本文 »
フェルドマンの日本絶滅説が面白い

池田信夫blogを通して日本国の研究 不安との訣別/再生のカルテ:「お鉢が回ってきた日本」というモルガンスタンレー証券経済調査部長 ロバート・A・フェルドマン氏の論文を読んだ。けれども、日本語訳? のためもあるのか、なんだかワケが分からない。
フェルドマン氏によると、今の日本(経済)は博物館に置かれている恐竜のようで、すなわち絶滅している。自分は絶滅生物を研究する古生物学者になってしまったという。(ところで、こんなこと言われて誰も怒らないのだろうか。そりゃ、本当に絶滅していたら、怒りようにも怒りようがないが)
しかし、
下り坂の第一歩は、消費者金融の取り組みかたである。最高裁の判決は経済学の常識に違反しただけではない。判決の結果、欲張りの弁護士が動き出し、必要ない裁判が多くなった。
はて、フェルドマン氏は何をもって「必要のない裁判」と断じているのか?
そもそも貸金業法等改正は昨年末に国会を通ったが、2010年6月までに施行予定で、まだグレーゾーン金利は存在する。だから訴訟が増えているのは、もちろんグレーゾーン金利が撤廃されたからではなく、グレーゾーン金利判決を通じて債務者が「訴訟すれば(現行の)超過金利は取り戻せる」と知る人が多くなったからだ。判決前にもこういう訴訟はあったが、ほとんどは勝てないと思い込んでいたのだ。消費者の意識向上の何物でもない。もし、フェルドマン氏が「消費者は無知な方が良い」とでも考えているのなら、これはひどいモノだ。また、
29%に統一すれば「ヤミへ行け!」現象はなかった。

作業内容 »
**1.** 本文の「フェルドマン氏によると、今の日本(経済)は」で始まる段落を、主な内容を残して短く書き直すこと。
**2.** フェルドマン氏の論文を論じた本文を、最後の文の後から書き継ぐこと。

文書レイアウト検出データ »

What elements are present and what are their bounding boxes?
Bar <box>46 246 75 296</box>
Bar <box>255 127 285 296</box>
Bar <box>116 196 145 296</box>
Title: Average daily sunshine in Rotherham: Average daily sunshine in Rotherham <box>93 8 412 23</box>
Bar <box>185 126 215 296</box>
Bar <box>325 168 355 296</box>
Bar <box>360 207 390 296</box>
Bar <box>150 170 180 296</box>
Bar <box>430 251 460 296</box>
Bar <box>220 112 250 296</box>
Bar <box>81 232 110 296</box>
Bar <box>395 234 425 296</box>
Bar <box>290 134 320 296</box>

解答一覧 »
**1.** フェルドマン氏は、今の日本経済は博物館の恐竜のように絶滅しており、自分は絶滅生物を研究する古生物学者になってしまったと言う。筆者は、こう言われて誰も怒らないのかと疑問を挟み、本当に絶滅していれば怒りようもないと付け加えている。

**2.**
などというのも変な話で、返済能力のない人間に高利で貸せば焦げ付きが増えて、規模こそ違え、サブプライムローンと同じ現象が起きる。
彼は、貸金業法等改正を米国の医療裁判と同じようなものとして、
結果は、医者の保険料も上昇し、全ての国民の医療保険料負担も上昇する。
としている。ところが、例え話に使っているのは、「アンビュランス・チェーサー」と呼ばれる、救急車を追いかけて事故の被害者に賠償訴訟をけしかける弁護士のことだ。医療過誤とは何の関係もなく、医者の保険料上昇とも国民の医療保険料負担上昇とも何の関係もない。彼が自分で書いているように上がるとすれば、損害保険の保険料だろう。もう無茶苦茶だ。
■経済学、ビジネスを知らない裁判官の被害
具体名は出されていないが、ブルドックのことだろうけれど、あの裁判で得したのはブルドックから事実上の手切れ金を渡されたスティール・パートナーズだろう。もっとも、その後、鞘取りがやり辛くなったのは自業自得だが。それにリップルウッドなどが長銀日債銀などで儲けてうまくいった話をスルーされても困る。
大体、司法で日本売りが加速するなら2006年1月のホリエモン事件をピークに日本株が売られているはずだが、実際に日本株がピークを打ったのは昨年7月だ。それまで外国人投資家はずっと買い越し基調だった。そりゃ、ここまで日本買いしていれば反動は必ず来る。日本の政治がスロウなことは今に始まったことでなく、織り込み済みの筈なんだが。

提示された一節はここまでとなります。